THE PROBLEM: Examine each line of the data. Copy those that contain the string "desc".

───

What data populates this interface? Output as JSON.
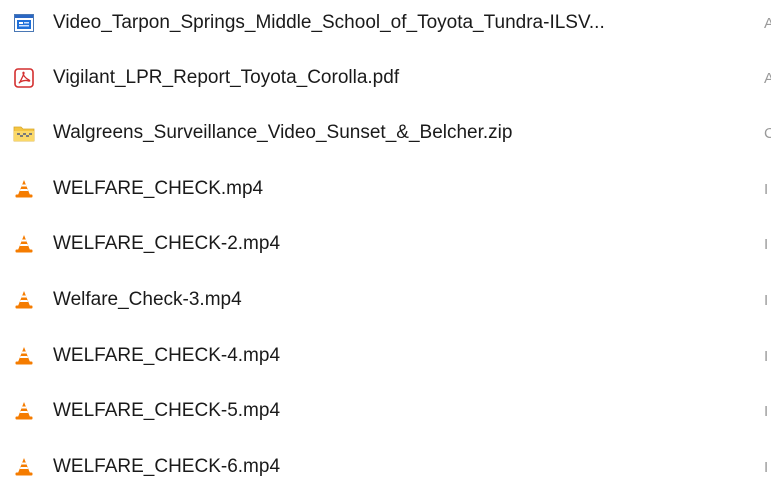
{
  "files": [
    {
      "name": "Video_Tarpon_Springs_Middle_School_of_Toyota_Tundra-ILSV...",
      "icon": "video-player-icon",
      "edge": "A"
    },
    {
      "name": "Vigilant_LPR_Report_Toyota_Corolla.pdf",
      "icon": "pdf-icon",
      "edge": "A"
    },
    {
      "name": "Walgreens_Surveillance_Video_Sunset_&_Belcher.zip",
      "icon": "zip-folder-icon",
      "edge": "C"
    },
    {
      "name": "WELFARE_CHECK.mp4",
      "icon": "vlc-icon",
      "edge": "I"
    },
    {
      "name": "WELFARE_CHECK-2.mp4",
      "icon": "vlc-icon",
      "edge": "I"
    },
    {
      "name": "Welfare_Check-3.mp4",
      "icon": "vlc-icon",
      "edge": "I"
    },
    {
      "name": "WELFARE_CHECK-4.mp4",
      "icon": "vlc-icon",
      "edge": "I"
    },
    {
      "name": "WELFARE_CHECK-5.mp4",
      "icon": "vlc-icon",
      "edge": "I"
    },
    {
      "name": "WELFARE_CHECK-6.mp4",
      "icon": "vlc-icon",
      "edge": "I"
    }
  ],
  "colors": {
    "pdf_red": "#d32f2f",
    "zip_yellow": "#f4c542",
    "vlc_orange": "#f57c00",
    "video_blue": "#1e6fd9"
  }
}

───

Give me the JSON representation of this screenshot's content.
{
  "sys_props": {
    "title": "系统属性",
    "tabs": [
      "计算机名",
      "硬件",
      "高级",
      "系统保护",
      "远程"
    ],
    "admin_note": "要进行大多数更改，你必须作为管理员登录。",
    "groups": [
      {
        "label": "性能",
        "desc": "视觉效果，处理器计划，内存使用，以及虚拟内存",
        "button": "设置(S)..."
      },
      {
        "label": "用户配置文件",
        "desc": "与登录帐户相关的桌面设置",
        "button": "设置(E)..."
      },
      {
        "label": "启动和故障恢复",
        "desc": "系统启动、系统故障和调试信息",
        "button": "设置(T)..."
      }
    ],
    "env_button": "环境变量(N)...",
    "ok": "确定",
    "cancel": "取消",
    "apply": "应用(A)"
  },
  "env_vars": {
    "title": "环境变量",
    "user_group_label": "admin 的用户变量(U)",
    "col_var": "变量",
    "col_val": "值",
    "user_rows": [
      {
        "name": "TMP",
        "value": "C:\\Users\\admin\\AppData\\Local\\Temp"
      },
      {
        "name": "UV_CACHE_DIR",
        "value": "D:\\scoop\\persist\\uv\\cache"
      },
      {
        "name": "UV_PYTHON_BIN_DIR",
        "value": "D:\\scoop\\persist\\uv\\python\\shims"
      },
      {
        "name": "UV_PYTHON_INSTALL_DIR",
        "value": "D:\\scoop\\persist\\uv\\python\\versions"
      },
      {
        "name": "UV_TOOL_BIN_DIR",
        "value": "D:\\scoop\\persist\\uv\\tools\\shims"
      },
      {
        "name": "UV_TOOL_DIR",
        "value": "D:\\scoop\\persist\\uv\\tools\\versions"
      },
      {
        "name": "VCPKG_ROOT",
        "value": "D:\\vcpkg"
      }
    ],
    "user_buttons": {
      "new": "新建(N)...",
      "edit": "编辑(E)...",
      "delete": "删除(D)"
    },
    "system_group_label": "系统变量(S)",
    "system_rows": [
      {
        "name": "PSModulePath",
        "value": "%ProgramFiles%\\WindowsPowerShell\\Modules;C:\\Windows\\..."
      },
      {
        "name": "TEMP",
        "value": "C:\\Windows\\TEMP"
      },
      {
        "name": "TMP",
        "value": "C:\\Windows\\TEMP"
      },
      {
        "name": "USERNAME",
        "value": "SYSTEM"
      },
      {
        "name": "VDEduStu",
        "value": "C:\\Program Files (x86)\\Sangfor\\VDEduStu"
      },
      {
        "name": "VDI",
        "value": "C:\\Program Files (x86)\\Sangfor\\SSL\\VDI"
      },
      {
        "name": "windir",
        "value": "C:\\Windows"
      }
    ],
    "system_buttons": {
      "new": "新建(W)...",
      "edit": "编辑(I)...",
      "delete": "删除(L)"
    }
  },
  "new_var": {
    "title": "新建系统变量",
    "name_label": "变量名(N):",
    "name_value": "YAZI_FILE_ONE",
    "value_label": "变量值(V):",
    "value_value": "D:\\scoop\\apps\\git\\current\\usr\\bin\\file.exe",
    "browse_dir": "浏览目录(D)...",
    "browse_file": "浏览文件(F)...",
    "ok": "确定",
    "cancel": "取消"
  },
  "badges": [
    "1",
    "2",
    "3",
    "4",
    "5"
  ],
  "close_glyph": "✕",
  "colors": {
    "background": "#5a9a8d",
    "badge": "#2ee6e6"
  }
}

───

WRITTEN SOLUTION:
        "desc": "视觉效果，处理器计划，内存使用，以及虚拟内存",
        "desc": "与登录帐户相关的桌面设置",
        "desc": "系统启动、系统故障和调试信息",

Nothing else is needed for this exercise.